§ Задание: Напишите продолжение рассказа о студенческих годах и приходе к православию, начав сразу после его последнего предложения.

§ Отрывок для чтения:
::::
Наверное, на нашем отделении верующих людей было очень мало, совсем даже не видно. Это только к пятому курсу некоторые сознательно стали православными церковными людьми.
Вставал еще один вопрос: а как распознать истину? Вдруг будешь всю жизнь мусульманином, а после смерти окажется, что надо было быть буддистом…
Весной первого курса я, отдавая дань моде (а именно отдавая дань интервью Илзе Лиепа, где она очень красочно описывала, как она соблюдает все посты), стала поститься, потом первый раз пришла на Пасху в храм. Пришла совсем неожиданно для себя: накануне мама спросила, пойду ли я на Пасхальную службу. Я удивилась, зачем. «Ну как же, раз постилась, то надо и на службу пойти».
Я помню, что храм мне представлялся в ту Пасху 1999 года именно местом, где человек встречается с Богом. Перед службой я решила, что не буду краситься. Не буду, потому что господь одинаковым видит наше лицо и таким он его сотворил. Зачем добавлять что-то? И еще помню, что на службе много-много раз пели «Христос Воскресе из мертвых», а я все поднимала голову, смотрела на купол храма и мне казалось, что должно произойти что-то совершенно необычное, какое-то зримое чудо… И все же не было ясного осознания того, что православие — это вера, это — истина.
Мое миропонимание оформилось очень стремительно. Весна 1999 года — бомбардировки Сербии на Пасху… И сокурсница — из Белграда. Мы это вместе пережили и особенно глубоко все это выстрадали… Сколько было пролито слез, сколько было ужаса — за что?
Именно в этот момент Господь приоткрыл самое важное — мы, Сербия и Россия, православные. Мы вместе, потому что одной веры. И так больно за Сербию, потому что православные там. Первые иконочки я купила в подарок Нине, уезжающей на родину, в стертый с лица земли Белград. Тогда особенно дорого стало все связанное с Сербией. Удивительно — что было сложно принять в православии из-за мифов, вбивавшихся в головы в десятилетия безбожия, так просто было принять в контексте иной культуры — сербской. Вот он, святой Савва Сербский, как живой на иконе…
И я стала заходить. Храм был в 7 минутах от моего дома, недавно построенный, и я стала ходить каждый день.
Я привыкла, что в университете, в отношениях с друзьями, нередко во всем главенствует равнодушие, недоброжелательность, зависть и эгоизм, что человек человеку — бревно… Что ты уйдешь из комнаты и о твоем существовании тот час забудут. Что люди любезны в основном, когда им чего-то от тебя надо. Конечно узкий круг, группа — были очень хорошие девочки, но в более широких компаниях очень остро чувствовалось, что люди друг другу не нужны. Тогда как раз я как истину открыла для себя постулат из книги Д. Карнеги: каждому есть дело только до себя, и нет дела до других.
А в храме я встретила людей, которые были просто мне рады. Я была для них никто — могу придти, могу не придти, но я видела, что они меня ЛЮБЯТ, просто так! В храм я ходила не совсем в подобающем виде — в джинсах, накрашенная, в мини-юбке… И ни слова замечания или укора. Встретившийся один раз батюшка только очень вежливо поздоровался…. Помню такое теплое отношение бабушек в храме — как искренне они радовались, что в храм вот и молодые стали ходить!
::::
§ Исходные данные:
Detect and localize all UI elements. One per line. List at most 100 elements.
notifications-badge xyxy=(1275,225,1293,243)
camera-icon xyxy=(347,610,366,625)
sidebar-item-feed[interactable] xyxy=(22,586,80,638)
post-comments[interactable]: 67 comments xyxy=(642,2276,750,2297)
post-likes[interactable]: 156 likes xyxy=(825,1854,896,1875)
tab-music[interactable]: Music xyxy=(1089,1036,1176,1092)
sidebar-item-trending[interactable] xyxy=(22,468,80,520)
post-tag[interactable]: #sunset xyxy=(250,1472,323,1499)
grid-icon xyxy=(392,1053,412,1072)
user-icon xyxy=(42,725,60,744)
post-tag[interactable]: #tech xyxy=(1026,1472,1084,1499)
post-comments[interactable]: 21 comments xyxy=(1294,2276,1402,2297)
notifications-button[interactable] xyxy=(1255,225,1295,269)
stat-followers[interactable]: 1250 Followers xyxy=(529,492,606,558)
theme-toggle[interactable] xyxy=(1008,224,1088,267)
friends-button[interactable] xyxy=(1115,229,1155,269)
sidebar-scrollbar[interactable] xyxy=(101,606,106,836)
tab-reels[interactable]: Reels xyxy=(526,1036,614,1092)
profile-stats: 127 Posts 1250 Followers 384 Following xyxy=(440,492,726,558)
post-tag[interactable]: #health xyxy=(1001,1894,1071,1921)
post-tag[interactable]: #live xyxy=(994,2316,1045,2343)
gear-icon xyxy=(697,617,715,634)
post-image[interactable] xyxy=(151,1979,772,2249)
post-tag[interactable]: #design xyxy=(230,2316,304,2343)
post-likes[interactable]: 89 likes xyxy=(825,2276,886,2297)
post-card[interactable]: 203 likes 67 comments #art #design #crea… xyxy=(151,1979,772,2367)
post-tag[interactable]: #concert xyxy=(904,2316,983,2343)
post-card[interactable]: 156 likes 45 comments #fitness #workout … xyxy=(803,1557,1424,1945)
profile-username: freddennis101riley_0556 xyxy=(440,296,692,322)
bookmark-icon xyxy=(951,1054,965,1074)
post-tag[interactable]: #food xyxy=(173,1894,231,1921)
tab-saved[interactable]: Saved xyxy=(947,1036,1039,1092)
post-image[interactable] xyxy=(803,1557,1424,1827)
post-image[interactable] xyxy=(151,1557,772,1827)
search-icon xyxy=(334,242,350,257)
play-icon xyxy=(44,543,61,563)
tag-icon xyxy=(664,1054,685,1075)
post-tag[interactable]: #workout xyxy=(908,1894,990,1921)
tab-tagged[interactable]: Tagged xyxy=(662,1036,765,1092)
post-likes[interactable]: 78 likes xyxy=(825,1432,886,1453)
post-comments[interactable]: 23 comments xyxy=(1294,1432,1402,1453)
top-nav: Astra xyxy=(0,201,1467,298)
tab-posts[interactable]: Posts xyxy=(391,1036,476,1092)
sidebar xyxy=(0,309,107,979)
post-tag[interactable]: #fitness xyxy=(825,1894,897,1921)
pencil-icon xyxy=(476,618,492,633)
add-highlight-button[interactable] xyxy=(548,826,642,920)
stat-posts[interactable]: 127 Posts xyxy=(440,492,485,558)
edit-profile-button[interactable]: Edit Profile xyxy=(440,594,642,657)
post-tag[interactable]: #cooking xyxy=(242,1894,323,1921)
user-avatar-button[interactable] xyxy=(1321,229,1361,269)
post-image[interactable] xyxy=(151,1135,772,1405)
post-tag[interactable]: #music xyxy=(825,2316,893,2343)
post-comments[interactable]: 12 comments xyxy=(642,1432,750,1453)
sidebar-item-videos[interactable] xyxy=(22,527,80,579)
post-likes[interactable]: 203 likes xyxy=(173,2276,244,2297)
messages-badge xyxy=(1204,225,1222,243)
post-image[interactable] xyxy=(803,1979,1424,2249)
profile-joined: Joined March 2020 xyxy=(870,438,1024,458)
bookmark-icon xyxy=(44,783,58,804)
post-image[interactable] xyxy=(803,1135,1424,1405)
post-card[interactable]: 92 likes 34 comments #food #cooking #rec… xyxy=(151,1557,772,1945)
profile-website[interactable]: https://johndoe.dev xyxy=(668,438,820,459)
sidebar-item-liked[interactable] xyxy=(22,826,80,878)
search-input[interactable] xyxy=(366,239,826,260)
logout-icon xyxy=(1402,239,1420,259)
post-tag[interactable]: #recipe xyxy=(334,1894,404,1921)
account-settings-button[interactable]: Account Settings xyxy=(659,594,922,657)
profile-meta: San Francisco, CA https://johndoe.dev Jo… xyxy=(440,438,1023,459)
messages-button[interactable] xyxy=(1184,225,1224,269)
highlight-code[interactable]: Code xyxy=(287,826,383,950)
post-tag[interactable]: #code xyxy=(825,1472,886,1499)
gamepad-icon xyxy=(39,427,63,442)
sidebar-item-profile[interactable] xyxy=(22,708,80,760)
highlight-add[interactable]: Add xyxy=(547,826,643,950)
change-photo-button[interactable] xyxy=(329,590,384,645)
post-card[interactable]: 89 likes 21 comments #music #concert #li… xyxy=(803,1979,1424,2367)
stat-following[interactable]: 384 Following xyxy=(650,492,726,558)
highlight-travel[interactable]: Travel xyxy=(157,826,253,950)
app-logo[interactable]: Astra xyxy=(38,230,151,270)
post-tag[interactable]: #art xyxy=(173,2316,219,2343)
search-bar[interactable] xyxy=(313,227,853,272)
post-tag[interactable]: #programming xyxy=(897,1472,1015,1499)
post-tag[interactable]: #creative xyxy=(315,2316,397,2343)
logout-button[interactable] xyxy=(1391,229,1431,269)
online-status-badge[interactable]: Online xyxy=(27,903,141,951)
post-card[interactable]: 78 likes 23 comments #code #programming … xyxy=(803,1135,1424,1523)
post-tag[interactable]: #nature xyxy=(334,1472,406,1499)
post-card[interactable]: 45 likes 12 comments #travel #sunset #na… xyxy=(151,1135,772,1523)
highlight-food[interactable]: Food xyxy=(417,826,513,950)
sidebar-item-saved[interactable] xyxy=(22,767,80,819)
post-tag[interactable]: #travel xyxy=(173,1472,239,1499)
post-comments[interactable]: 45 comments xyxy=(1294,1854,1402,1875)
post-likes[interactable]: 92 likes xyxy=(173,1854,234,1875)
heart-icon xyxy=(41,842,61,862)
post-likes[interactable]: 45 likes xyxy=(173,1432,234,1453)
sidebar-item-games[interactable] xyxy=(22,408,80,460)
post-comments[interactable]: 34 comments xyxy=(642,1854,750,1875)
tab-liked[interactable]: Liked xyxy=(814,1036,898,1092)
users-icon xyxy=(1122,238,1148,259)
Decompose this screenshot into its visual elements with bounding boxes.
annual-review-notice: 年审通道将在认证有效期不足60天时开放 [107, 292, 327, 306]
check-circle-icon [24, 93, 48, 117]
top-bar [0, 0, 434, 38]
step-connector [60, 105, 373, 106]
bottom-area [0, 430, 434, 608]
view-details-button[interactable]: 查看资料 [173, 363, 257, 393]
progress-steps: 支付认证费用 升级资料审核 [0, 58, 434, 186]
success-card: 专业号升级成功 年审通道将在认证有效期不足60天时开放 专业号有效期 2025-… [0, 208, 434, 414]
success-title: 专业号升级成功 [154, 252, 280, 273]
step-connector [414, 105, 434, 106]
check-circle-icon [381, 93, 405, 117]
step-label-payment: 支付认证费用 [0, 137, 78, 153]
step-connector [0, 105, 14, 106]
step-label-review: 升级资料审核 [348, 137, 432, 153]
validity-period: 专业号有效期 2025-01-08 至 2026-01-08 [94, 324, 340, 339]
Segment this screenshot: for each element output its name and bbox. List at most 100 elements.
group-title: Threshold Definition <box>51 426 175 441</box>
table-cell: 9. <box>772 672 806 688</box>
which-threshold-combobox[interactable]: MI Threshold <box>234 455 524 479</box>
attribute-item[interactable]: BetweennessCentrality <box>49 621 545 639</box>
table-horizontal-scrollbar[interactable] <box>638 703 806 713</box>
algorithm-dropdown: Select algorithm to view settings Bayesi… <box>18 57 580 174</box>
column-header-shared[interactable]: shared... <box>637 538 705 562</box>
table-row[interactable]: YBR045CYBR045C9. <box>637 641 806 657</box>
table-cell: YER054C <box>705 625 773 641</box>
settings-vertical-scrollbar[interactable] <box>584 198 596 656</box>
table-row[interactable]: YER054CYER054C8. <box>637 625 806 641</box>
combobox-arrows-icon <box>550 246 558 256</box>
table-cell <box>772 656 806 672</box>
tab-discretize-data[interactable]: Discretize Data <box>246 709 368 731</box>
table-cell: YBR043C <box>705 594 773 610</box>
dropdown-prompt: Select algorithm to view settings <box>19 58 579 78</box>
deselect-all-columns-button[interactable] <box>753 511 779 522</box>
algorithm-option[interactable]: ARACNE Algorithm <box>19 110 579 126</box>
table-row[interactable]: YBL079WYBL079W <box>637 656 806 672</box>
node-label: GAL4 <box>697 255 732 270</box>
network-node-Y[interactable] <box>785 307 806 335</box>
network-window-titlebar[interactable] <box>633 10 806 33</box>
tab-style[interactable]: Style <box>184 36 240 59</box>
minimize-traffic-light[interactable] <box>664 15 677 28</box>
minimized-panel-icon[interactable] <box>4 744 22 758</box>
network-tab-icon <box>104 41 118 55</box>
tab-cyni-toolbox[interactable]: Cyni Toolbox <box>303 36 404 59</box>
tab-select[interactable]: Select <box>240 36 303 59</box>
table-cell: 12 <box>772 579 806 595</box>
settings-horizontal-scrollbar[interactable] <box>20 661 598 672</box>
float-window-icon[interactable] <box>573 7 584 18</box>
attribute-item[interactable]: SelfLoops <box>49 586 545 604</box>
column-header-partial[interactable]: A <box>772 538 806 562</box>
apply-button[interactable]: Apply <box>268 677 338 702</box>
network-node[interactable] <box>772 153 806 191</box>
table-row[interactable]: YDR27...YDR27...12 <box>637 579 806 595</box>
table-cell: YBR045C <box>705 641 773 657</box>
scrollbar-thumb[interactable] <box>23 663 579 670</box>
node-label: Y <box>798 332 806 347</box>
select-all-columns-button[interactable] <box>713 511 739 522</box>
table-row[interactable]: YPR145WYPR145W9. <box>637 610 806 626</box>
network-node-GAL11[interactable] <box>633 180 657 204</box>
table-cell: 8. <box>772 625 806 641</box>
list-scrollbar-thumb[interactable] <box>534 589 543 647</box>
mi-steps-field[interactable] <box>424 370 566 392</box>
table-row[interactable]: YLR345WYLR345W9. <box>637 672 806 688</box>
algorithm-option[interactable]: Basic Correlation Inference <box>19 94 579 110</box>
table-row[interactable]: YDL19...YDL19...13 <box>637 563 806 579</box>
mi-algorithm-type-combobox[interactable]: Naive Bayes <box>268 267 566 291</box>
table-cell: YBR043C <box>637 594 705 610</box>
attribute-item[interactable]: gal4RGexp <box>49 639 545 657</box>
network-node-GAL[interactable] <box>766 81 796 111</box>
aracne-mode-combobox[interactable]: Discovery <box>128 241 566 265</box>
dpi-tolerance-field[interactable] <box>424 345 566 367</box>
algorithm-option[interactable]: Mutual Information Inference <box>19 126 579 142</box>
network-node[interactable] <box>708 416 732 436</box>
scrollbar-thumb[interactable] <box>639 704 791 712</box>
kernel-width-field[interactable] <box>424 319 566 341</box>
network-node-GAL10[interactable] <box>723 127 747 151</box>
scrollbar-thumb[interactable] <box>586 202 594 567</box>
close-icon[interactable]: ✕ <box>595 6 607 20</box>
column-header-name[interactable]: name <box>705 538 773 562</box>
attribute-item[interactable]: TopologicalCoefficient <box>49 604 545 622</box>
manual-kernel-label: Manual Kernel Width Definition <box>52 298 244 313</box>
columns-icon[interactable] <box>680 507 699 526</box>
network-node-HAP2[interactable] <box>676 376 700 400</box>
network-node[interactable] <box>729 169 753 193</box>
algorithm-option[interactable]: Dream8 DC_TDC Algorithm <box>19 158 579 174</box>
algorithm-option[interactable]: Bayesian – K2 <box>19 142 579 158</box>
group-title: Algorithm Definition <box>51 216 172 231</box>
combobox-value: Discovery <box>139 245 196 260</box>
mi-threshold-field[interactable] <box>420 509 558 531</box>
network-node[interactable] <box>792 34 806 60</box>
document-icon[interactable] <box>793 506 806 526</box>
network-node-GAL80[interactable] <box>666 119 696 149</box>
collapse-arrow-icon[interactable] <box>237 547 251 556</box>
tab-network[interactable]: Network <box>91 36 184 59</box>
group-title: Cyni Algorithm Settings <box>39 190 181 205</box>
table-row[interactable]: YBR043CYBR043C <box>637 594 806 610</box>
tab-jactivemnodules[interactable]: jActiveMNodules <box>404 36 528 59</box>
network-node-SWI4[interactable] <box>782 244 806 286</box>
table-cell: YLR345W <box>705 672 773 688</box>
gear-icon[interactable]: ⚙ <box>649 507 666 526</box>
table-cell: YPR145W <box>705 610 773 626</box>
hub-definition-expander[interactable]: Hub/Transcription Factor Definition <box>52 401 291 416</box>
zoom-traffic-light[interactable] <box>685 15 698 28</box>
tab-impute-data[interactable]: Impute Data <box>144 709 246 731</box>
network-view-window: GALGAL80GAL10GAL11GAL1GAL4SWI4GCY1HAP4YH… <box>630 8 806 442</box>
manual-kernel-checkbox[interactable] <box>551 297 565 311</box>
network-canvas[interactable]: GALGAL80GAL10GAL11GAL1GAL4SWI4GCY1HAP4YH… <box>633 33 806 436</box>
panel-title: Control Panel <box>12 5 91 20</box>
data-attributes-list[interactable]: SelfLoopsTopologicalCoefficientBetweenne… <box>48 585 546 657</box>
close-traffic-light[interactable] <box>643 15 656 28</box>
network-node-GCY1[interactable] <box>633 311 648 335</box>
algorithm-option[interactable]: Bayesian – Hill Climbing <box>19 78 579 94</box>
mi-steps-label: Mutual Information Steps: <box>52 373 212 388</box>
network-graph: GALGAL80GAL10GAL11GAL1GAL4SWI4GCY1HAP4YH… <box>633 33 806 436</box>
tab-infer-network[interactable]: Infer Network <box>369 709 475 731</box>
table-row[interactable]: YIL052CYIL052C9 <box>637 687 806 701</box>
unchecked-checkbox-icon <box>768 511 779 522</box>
::::
§ Ответ ниже:
Конечно, воцерковление воспринималось друзьями с удивлением, родными — иногда с неприятием, во многом потому, что я совершала все классические ошибки новоначальных. Почему-то все думали, что если человек верующий — обязательно уйдет в монастырь — и все очень этого боялись. Облегченно все вздохнули только тогда, когда моим духовником стал иерей Александр Ильяшенко — отец 12 детей.
На первую исповедь я попала случайно. Все собиралась, откладывала… Вот, будет времени побольше. Переписала почти всю книжку с перечислением грехов. И все откладывала… Однажды, возвращаясь домой, поняла, что забыла ключи, а дома никого еще долг не будет. Время — полчаса до службы… Пошла в храм. Была Всенощная на Владимирскую. До службы заново переписала все свои грехи за 17 лет, не помню, как сказала все на исповеди (помню, что бабушки пропустили меня с большой радостью первую), не помню, как причащалась на следующий день. Помню только то удивительное чувство радости на душе после службы, когда непонятно, на небе ты или на земле.
Тогда кончились все сомнения, очень быстро. Появилась уверенность — далеко ходить не надо. Вот она, ИСТИНА!
Чудесный батюшка — иеромонах Авраамий (Шарафутдинов) — помнит всех прихожан, даже через несколько лет после последней встречи. Необъятных размеров, всегда веселый, всегда найдет для каждого доброе, радостное слово. Как удивительно — помнит…, а последний раз виделись год назад…
Думаешь — батюшка, иеромонах, строгий — «поститься-молиться», а он так весело скажет двум мальчишкам после Литургии: «Ну что, братцы-кролики?». А за оградой храма — «homo homini lupus est». Вырвешься из длинных университетских коридоров — и скорей — в храм: «Ну что, студент?!» радостно спросит отец Авраамий.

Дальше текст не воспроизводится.